Your instructions:
Omit all images. Write out the rest of the material exactly.

Record set:
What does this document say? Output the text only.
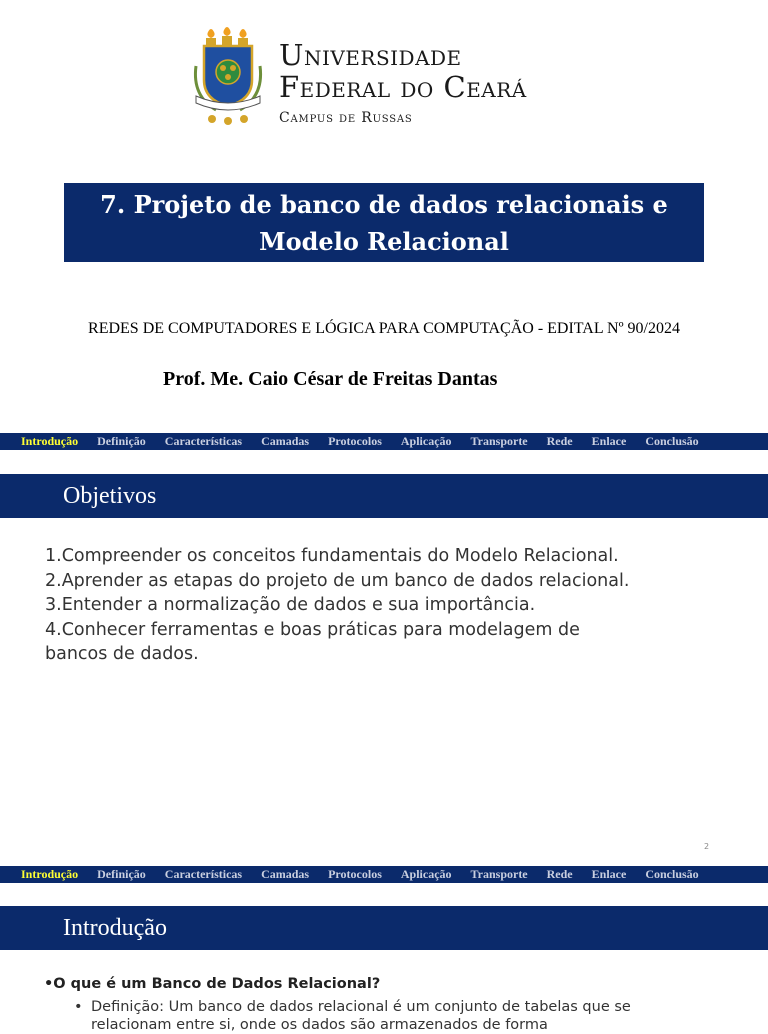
Universidade
Federal do Ceará
Campus de Russas
7. Projeto de banco de dados relacionais e Modelo Relacional
REDES DE COMPUTADORES E LÓGICA PARA COMPUTAÇÃO - EDITAL Nº 90/2024
Prof. Me. Caio César de Freitas Dantas
Introdução Definição Características Camadas Protocolos Aplicação Transporte Rede Enlace Conclusão
Objetivos
1.Compreender os conceitos fundamentais do Modelo Relacional.
2.Aprender as etapas do projeto de um banco de dados relacional.
3.Entender a normalização de dados e sua importância.
4.Conhecer ferramentas e boas práticas para modelagem de bancos de dados.
2
Introdução Definição Características Camadas Protocolos Aplicação Transporte Rede Enlace Conclusão
Introdução
•O que é um Banco de Dados Relacional?
• Definição: Um banco de dados relacional é um conjunto de tabelas que se relacionam entre si, onde os dados são armazenados de forma
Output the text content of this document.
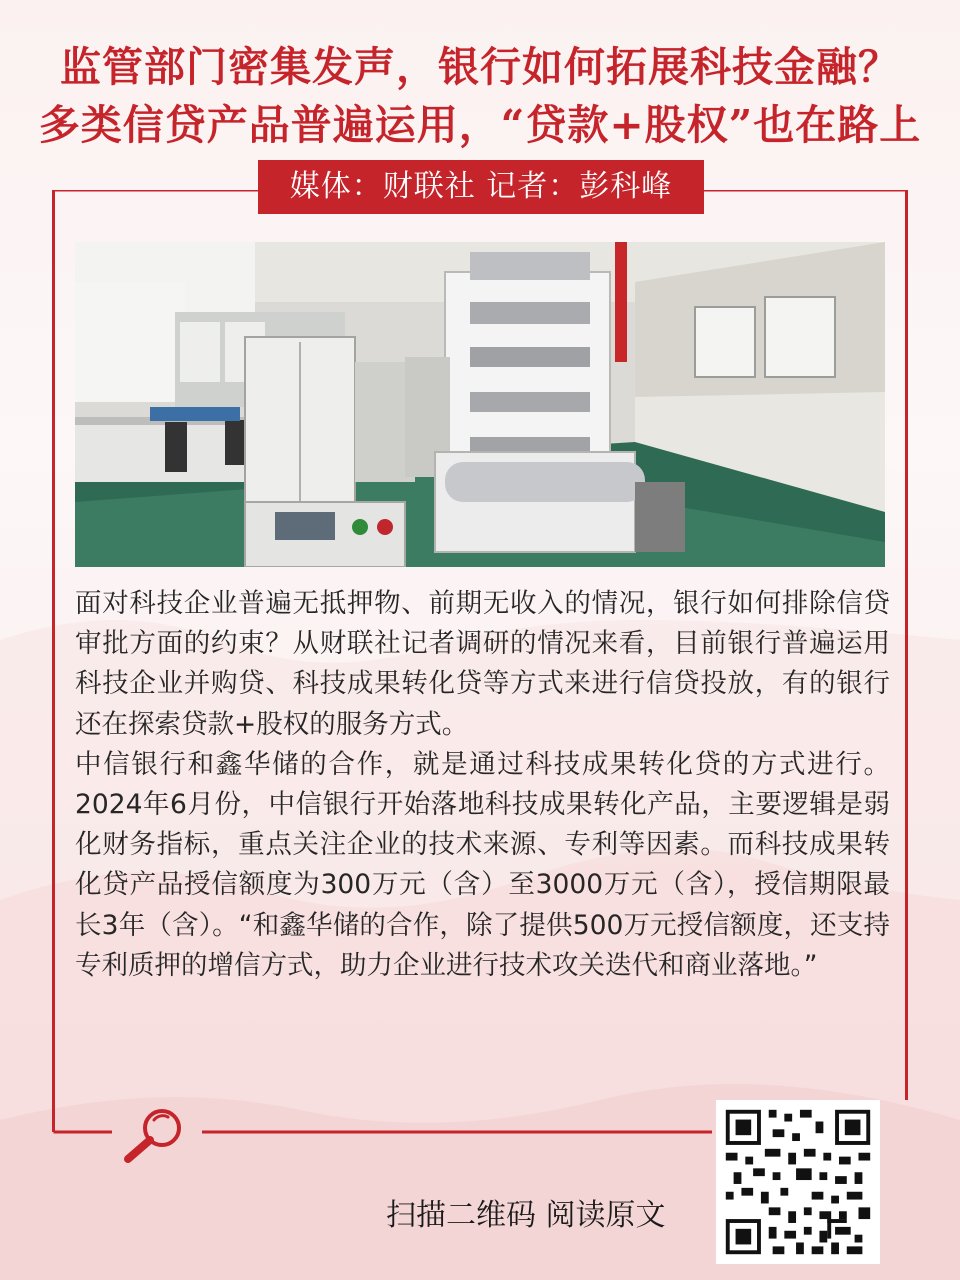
监管部门密集发声，银行如何拓展科技金融？
多类信贷产品普遍运用，“贷款+股权”也在路上
媒体：财联社 记者：彭科峰

面对科技企业普遍无抵押物、前期无收入的情况，银行如何排除信贷审批方面的约束？从财联社记者调研的情况来看，目前银行普遍运用科技企业并购贷、科技成果转化贷等方式来进行信贷投放，有的银行还在探索贷款+股权的服务方式。

中信银行和鑫华储的合作，就是通过科技成果转化贷的方式进行。2024年6月份，中信银行开始落地科技成果转化产品，主要逻辑是弱化财务指标，重点关注企业的技术来源、专利等因素。而科技成果转化贷产品授信额度为300万元（含）至3000万元（含），授信期限最长3年（含）。“和鑫华储的合作，除了提供500万元授信额度，还支持专利质押的增信方式，助力企业进行技术攻关迭代和商业落地。”

扫描二维码 阅读原文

Written solution:
What does this document say? Output the text only.
Universidade
Federal do Ceará
Campus de Russas
7. Projeto de banco de dados relacionais e Modelo Relacional
REDES DE COMPUTADORES E LÓGICA PARA COMPUTAÇÃO - EDITAL Nº 90/2024
Prof. Me. Caio César de Freitas Dantas
Introdução Definição Características Camadas Protocolos Aplicação Transporte Rede Enlace Conclusão
Objetivos
1.Compreender os conceitos fundamentais do Modelo Relacional.
2.Aprender as etapas do projeto de um banco de dados relacional.
3.Entender a normalização de dados e sua importância.
4.Conhecer ferramentas e boas práticas para modelagem de bancos de dados.
2
Introdução Definição Características Camadas Protocolos Aplicação Transporte Rede Enlace Conclusão
Introdução
•O que é um Banco de Dados Relacional?
• Definição: Um banco de dados relacional é um conjunto de tabelas que se relacionam entre si, onde os dados são armazenados de forma
Output the text content of this document.
监管部门密集发声，银行如何拓展科技金融？
多类信贷产品普遍运用，“贷款+股权”也在路上
媒体：财联社 记者：彭科峰

面对科技企业普遍无抵押物、前期无收入的情况，银行如何排除信贷审批方面的约束？从财联社记者调研的情况来看，目前银行普遍运用科技企业并购贷、科技成果转化贷等方式来进行信贷投放，有的银行还在探索贷款+股权的服务方式。

中信银行和鑫华储的合作，就是通过科技成果转化贷的方式进行。2024年6月份，中信银行开始落地科技成果转化产品，主要逻辑是弱化财务指标，重点关注企业的技术来源、专利等因素。而科技成果转化贷产品授信额度为300万元（含）至3000万元（含），授信期限最长3年（含）。“和鑫华储的合作，除了提供500万元授信额度，还支持专利质押的增信方式，助力企业进行技术攻关迭代和商业落地。”

扫描二维码 阅读原文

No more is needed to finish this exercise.